## EXERCISE OBJECTIVE
Go through the data and copy every line exactly, but not the images.

begin DATA TO PROCESS

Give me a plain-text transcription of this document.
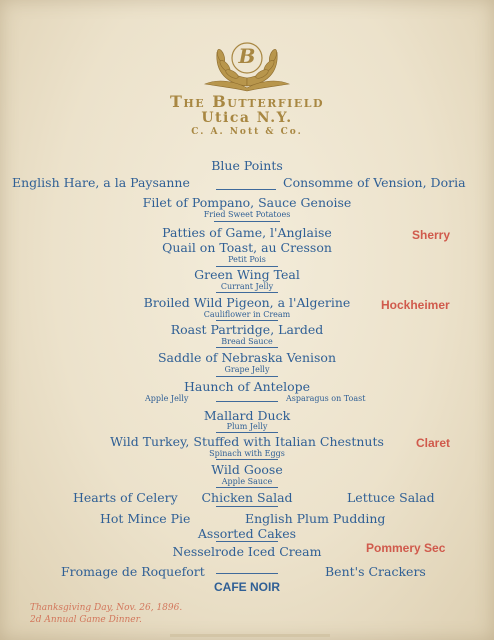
B
The Butterfield
Utica N.Y.
C. A. Nott & Co.
Blue Points
English Hare, a la Paysanne	Consomme of Vension, Doria
Filet of Pompano, Sauce Genoise
Fried Sweet Potatoes
Patties of Game, l'Anglaise	Sherry
Quail on Toast, au Cresson
Petit Pois
Green Wing Teal
Currant Jelly
Broiled Wild Pigeon, a l'Algerine	Hockheimer
Cauliflower in Cream
Roast Partridge, Larded
Bread Sauce
Saddle of Nebraska Venison
Grape Jelly
Haunch of Antelope
Apple Jelly	Asparagus on Toast
Mallard Duck
Plum Jelly
Wild Turkey, Stuffed with Italian Chestnuts	Claret
Spinach with Eggs
Wild Goose
Apple Sauce
Hearts of Celery	Chicken Salad	Lettuce Salad
Hot Mince Pie	English Plum Pudding
Assorted Cakes
Nesselrode Iced Cream	Pommery Sec
Fromage de Roquefort	Bent's Crackers
CAFE NOIR
Thanksgiving Day, Nov. 26, 1896.
2d Annual Game Dinner.
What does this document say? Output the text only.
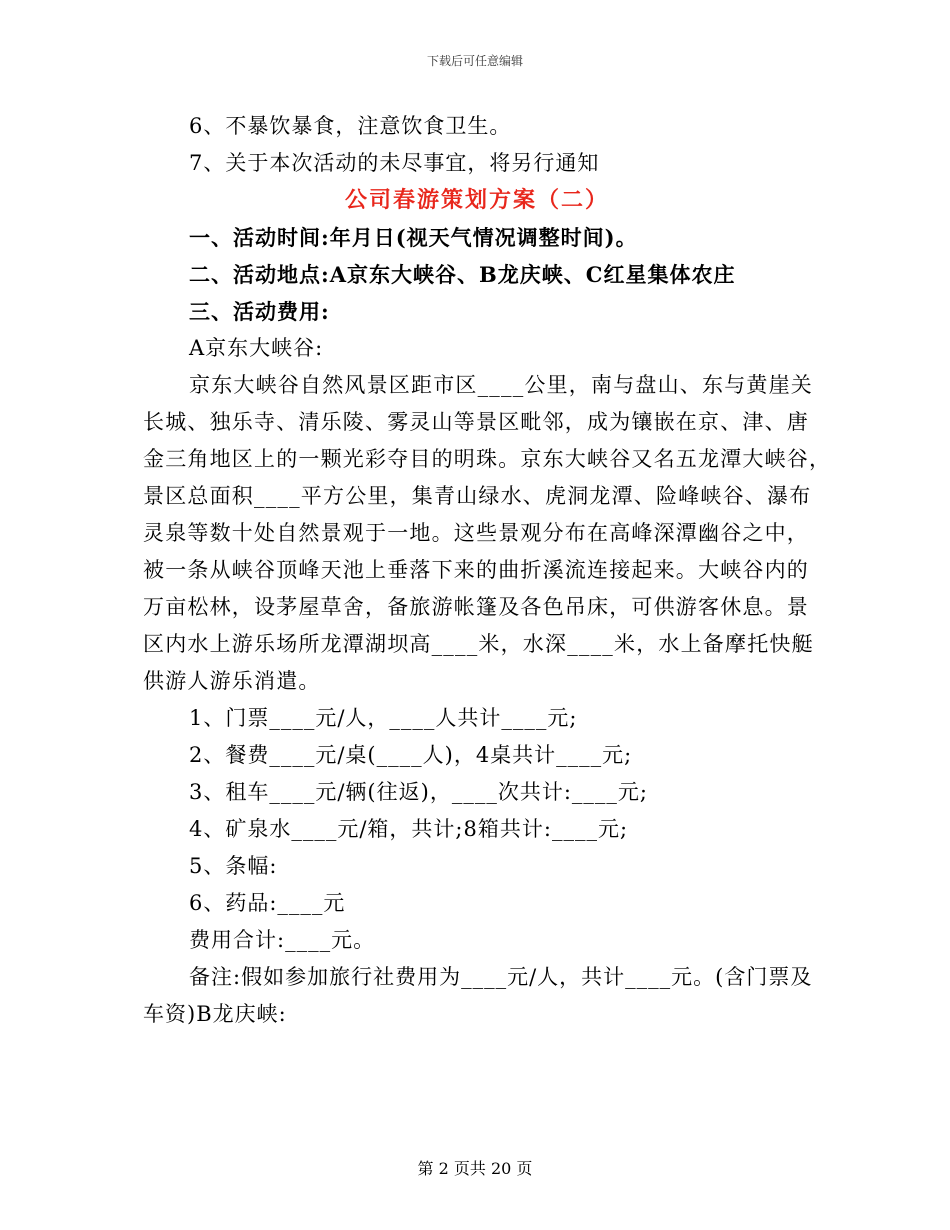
下载后可任意编辑
6、不暴饮暴食，注意饮食卫生。
7、关于本次活动的未尽事宜，将另行通知
公司春游策划方案（二）
一、活动时间:年月日(视天气情况调整时间)。
二、活动地点:A京东大峡谷、B龙庆峡、C红星集体农庄
三、活动费用:
A京东大峡谷:
京东大峡谷自然风景区距市区____公里，南与盘山、东与黄崖关
长城、独乐寺、清乐陵、雾灵山等景区毗邻，成为镶嵌在京、津、唐
金三角地区上的一颗光彩夺目的明珠。京东大峡谷又名五龙潭大峡谷，
景区总面积____平方公里，集青山绿水、虎洞龙潭、险峰峡谷、瀑布
灵泉等数十处自然景观于一地。这些景观分布在高峰深潭幽谷之中，
被一条从峡谷顶峰天池上垂落下来的曲折溪流连接起来。大峡谷内的
万亩松林，设茅屋草舍，备旅游帐篷及各色吊床，可供游客休息。景
区内水上游乐场所龙潭湖坝高____米，水深____米，水上备摩托快艇
供游人游乐消遣。
1、门票____元/人，____人共计____元;
2、餐费____元/桌(____人)，4桌共计____元;
3、租车____元/辆(往返)，____次共计:____元;
4、矿泉水____元/箱，共计;8箱共计:____元;
5、条幅:
6、药品:____元
费用合计:____元。
备注:假如参加旅行社费用为____元/人，共计____元。(含门票及
车资)B龙庆峡:
第 2 页共 20 页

end DATA TO PROCESS

## ANSWER FOR THE TASK
Give me a plain-text transcription of this document.
B
The Butterfield
Utica N.Y.
C. A. Nott & Co.
Blue Points
English Hare, a la Paysanne	Consomme of Vension, Doria
Filet of Pompano, Sauce Genoise
Fried Sweet Potatoes
Patties of Game, l'Anglaise	Sherry
Quail on Toast, au Cresson
Petit Pois
Green Wing Teal
Currant Jelly
Broiled Wild Pigeon, a l'Algerine	Hockheimer
Cauliflower in Cream
Roast Partridge, Larded
Bread Sauce
Saddle of Nebraska Venison
Grape Jelly
Haunch of Antelope
Apple Jelly	Asparagus on Toast
Mallard Duck
Plum Jelly
Wild Turkey, Stuffed with Italian Chestnuts	Claret
Spinach with Eggs
Wild Goose
Apple Sauce
Hearts of Celery	Chicken Salad	Lettuce Salad
Hot Mince Pie	English Plum Pudding
Assorted Cakes
Nesselrode Iced Cream	Pommery Sec
Fromage de Roquefort	Bent's Crackers
CAFE NOIR
Thanksgiving Day, Nov. 26, 1896.
2d Annual Game Dinner.
What does this document say? Output the text only.
下载后可任意编辑
6、不暴饮暴食，注意饮食卫生。
7、关于本次活动的未尽事宜，将另行通知
公司春游策划方案（二）
一、活动时间:年月日(视天气情况调整时间)。
二、活动地点:A京东大峡谷、B龙庆峡、C红星集体农庄
三、活动费用:
A京东大峡谷:
京东大峡谷自然风景区距市区____公里，南与盘山、东与黄崖关
长城、独乐寺、清乐陵、雾灵山等景区毗邻，成为镶嵌在京、津、唐
金三角地区上的一颗光彩夺目的明珠。京东大峡谷又名五龙潭大峡谷，
景区总面积____平方公里，集青山绿水、虎洞龙潭、险峰峡谷、瀑布
灵泉等数十处自然景观于一地。这些景观分布在高峰深潭幽谷之中，
被一条从峡谷顶峰天池上垂落下来的曲折溪流连接起来。大峡谷内的
万亩松林，设茅屋草舍，备旅游帐篷及各色吊床，可供游客休息。景
区内水上游乐场所龙潭湖坝高____米，水深____米，水上备摩托快艇
供游人游乐消遣。
1、门票____元/人，____人共计____元;
2、餐费____元/桌(____人)，4桌共计____元;
3、租车____元/辆(往返)，____次共计:____元;
4、矿泉水____元/箱，共计;8箱共计:____元;
5、条幅:
6、药品:____元
费用合计:____元。
备注:假如参加旅行社费用为____元/人，共计____元。(含门票及
车资)B龙庆峡:
第 2 页共 20 页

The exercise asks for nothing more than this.